Aim of the exercise: Write out all of the records precisely. Skip anything that is a picture.

Exercise input:

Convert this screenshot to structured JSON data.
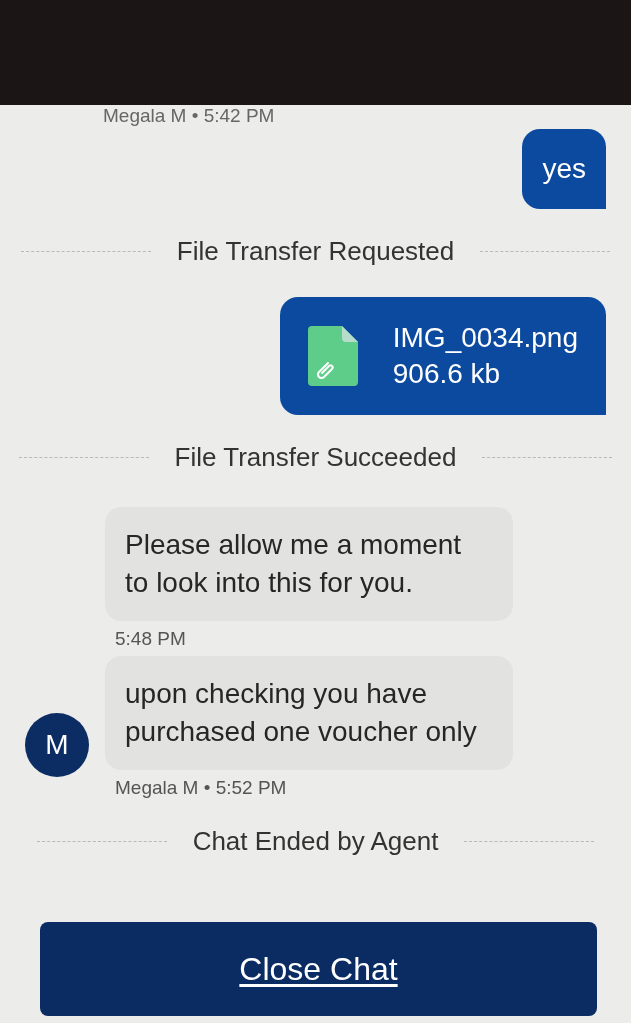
{
  "messages": [
    {
      "kind": "meta",
      "text": "Megala M • 5:42 PM"
    },
    {
      "kind": "sent_text",
      "text": "yes"
    },
    {
      "kind": "event",
      "text": "File Transfer Requested"
    },
    {
      "kind": "sent_file",
      "file_name": "IMG_0034.png",
      "file_size": "906.6 kb"
    },
    {
      "kind": "event",
      "text": "File Transfer Succeeded"
    },
    {
      "kind": "received",
      "text": "Please allow me a moment to look into this for you.",
      "meta": "5:48 PM"
    },
    {
      "kind": "received",
      "text": "upon checking you have purchased one voucher only",
      "avatar": "M",
      "meta": "Megala M • 5:52 PM"
    },
    {
      "kind": "event",
      "text": "Chat Ended by Agent"
    }
  ],
  "close_button": {
    "label": "Close Chat"
  }
}
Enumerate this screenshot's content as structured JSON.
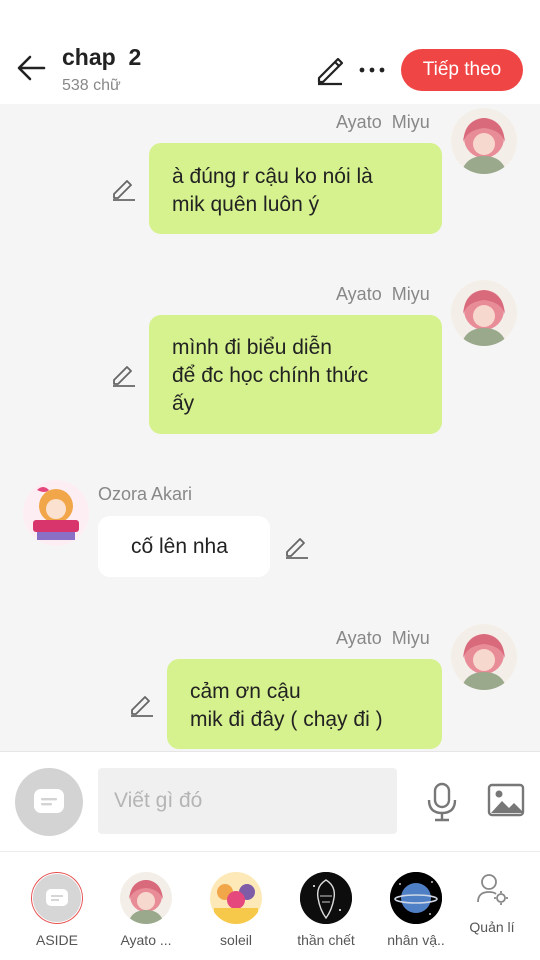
{
  "header": {
    "title": "chap  2",
    "subtitle": "538 chữ",
    "next_label": "Tiếp theo"
  },
  "messages": [
    {
      "sender": "Ayato  Miyu",
      "side": "right",
      "lines": [
        "à đúng r cậu ko nói là",
        "mik quên luôn ý"
      ]
    },
    {
      "sender": "Ayato  Miyu",
      "side": "right",
      "lines": [
        "mình đi biểu diễn",
        "để đc học chính thức",
        "ấy"
      ]
    },
    {
      "sender": "Ozora Akari",
      "side": "left",
      "lines": [
        "cố lên nha"
      ]
    },
    {
      "sender": "Ayato  Miyu",
      "side": "right",
      "lines": [
        "cảm ơn cậu",
        "mik đi đây ( chạy đi )"
      ]
    }
  ],
  "composer": {
    "placeholder": "Viết gì đó"
  },
  "bottom_tabs": [
    {
      "label": "ASIDE"
    },
    {
      "label": "Ayato ..."
    },
    {
      "label": "soleil"
    },
    {
      "label": "thần chết"
    },
    {
      "label": "nhân vậ.."
    },
    {
      "label": "Quản lí"
    }
  ],
  "colors": {
    "accent": "#f04545",
    "bubble_green": "#d6f28e",
    "background": "#f5f5f5"
  }
}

Completed task:
Convert this screenshot to structured JSON data.
{
  "messages": [
    {
      "kind": "meta",
      "text": "Megala M • 5:42 PM"
    },
    {
      "kind": "sent_text",
      "text": "yes"
    },
    {
      "kind": "event",
      "text": "File Transfer Requested"
    },
    {
      "kind": "sent_file",
      "file_name": "IMG_0034.png",
      "file_size": "906.6 kb"
    },
    {
      "kind": "event",
      "text": "File Transfer Succeeded"
    },
    {
      "kind": "received",
      "text": "Please allow me a moment to look into this for you.",
      "meta": "5:48 PM"
    },
    {
      "kind": "received",
      "text": "upon checking you have purchased one voucher only",
      "avatar": "M",
      "meta": "Megala M • 5:52 PM"
    },
    {
      "kind": "event",
      "text": "Chat Ended by Agent"
    }
  ],
  "close_button": {
    "label": "Close Chat"
  }
}
Enumerate this screenshot's content as structured JSON.
{
  "header": {
    "title": "chap  2",
    "subtitle": "538 chữ",
    "next_label": "Tiếp theo"
  },
  "messages": [
    {
      "sender": "Ayato  Miyu",
      "side": "right",
      "lines": [
        "à đúng r cậu ko nói là",
        "mik quên luôn ý"
      ]
    },
    {
      "sender": "Ayato  Miyu",
      "side": "right",
      "lines": [
        "mình đi biểu diễn",
        "để đc học chính thức",
        "ấy"
      ]
    },
    {
      "sender": "Ozora Akari",
      "side": "left",
      "lines": [
        "cố lên nha"
      ]
    },
    {
      "sender": "Ayato  Miyu",
      "side": "right",
      "lines": [
        "cảm ơn cậu",
        "mik đi đây ( chạy đi )"
      ]
    }
  ],
  "composer": {
    "placeholder": "Viết gì đó"
  },
  "bottom_tabs": [
    {
      "label": "ASIDE"
    },
    {
      "label": "Ayato ..."
    },
    {
      "label": "soleil"
    },
    {
      "label": "thần chết"
    },
    {
      "label": "nhân vậ.."
    },
    {
      "label": "Quản lí"
    }
  ],
  "colors": {
    "accent": "#f04545",
    "bubble_green": "#d6f28e",
    "background": "#f5f5f5"
  }
}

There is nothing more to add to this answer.